▸ **Aim of the exercise**: Write out the listing beneath this instruction in its entirety, exactly as it reads.
BEGIN Raw data
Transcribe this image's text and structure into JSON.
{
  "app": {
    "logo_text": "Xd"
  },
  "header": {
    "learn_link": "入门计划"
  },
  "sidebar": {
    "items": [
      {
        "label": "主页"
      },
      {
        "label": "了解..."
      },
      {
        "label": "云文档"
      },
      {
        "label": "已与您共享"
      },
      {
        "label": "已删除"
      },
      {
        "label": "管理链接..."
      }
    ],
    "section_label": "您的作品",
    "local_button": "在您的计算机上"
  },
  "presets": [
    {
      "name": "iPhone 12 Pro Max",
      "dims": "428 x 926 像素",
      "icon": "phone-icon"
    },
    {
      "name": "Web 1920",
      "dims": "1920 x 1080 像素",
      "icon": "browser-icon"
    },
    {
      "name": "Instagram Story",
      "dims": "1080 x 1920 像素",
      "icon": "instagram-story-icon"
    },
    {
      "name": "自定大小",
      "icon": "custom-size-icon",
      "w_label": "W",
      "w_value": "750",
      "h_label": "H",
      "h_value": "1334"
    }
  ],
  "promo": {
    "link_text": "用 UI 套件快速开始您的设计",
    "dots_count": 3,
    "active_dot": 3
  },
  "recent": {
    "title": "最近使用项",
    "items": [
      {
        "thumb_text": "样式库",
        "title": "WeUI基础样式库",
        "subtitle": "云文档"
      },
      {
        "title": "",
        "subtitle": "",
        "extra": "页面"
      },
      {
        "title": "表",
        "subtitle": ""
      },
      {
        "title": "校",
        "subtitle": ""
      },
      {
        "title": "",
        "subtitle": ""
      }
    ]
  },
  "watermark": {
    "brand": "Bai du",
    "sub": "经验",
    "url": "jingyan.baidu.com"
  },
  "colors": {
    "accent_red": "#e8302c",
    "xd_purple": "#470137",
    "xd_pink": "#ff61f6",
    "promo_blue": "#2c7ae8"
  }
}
END Raw data
▸ **Complete output**:
Transcribe this image's text and structure into JSON.
{
  "app": {
    "logo_text": "Xd"
  },
  "header": {
    "learn_link": "入门计划"
  },
  "sidebar": {
    "items": [
      {
        "label": "主页"
      },
      {
        "label": "了解..."
      },
      {
        "label": "云文档"
      },
      {
        "label": "已与您共享"
      },
      {
        "label": "已删除"
      },
      {
        "label": "管理链接..."
      }
    ],
    "section_label": "您的作品",
    "local_button": "在您的计算机上"
  },
  "presets": [
    {
      "name": "iPhone 12 Pro Max",
      "dims": "428 x 926 像素",
      "icon": "phone-icon"
    },
    {
      "name": "Web 1920",
      "dims": "1920 x 1080 像素",
      "icon": "browser-icon"
    },
    {
      "name": "Instagram Story",
      "dims": "1080 x 1920 像素",
      "icon": "instagram-story-icon"
    },
    {
      "name": "自定大小",
      "icon": "custom-size-icon",
      "w_label": "W",
      "w_value": "750",
      "h_label": "H",
      "h_value": "1334"
    }
  ],
  "promo": {
    "link_text": "用 UI 套件快速开始您的设计",
    "dots_count": 3,
    "active_dot": 3
  },
  "recent": {
    "title": "最近使用项",
    "items": [
      {
        "thumb_text": "样式库",
        "title": "WeUI基础样式库",
        "subtitle": "云文档"
      },
      {
        "title": "",
        "subtitle": "",
        "extra": "页面"
      },
      {
        "title": "表",
        "subtitle": ""
      },
      {
        "title": "校",
        "subtitle": ""
      },
      {
        "title": "",
        "subtitle": ""
      }
    ]
  },
  "watermark": {
    "brand": "Bai du",
    "sub": "经验",
    "url": "jingyan.baidu.com"
  },
  "colors": {
    "accent_red": "#e8302c",
    "xd_purple": "#470137",
    "xd_pink": "#ff61f6",
    "promo_blue": "#2c7ae8"
  }
}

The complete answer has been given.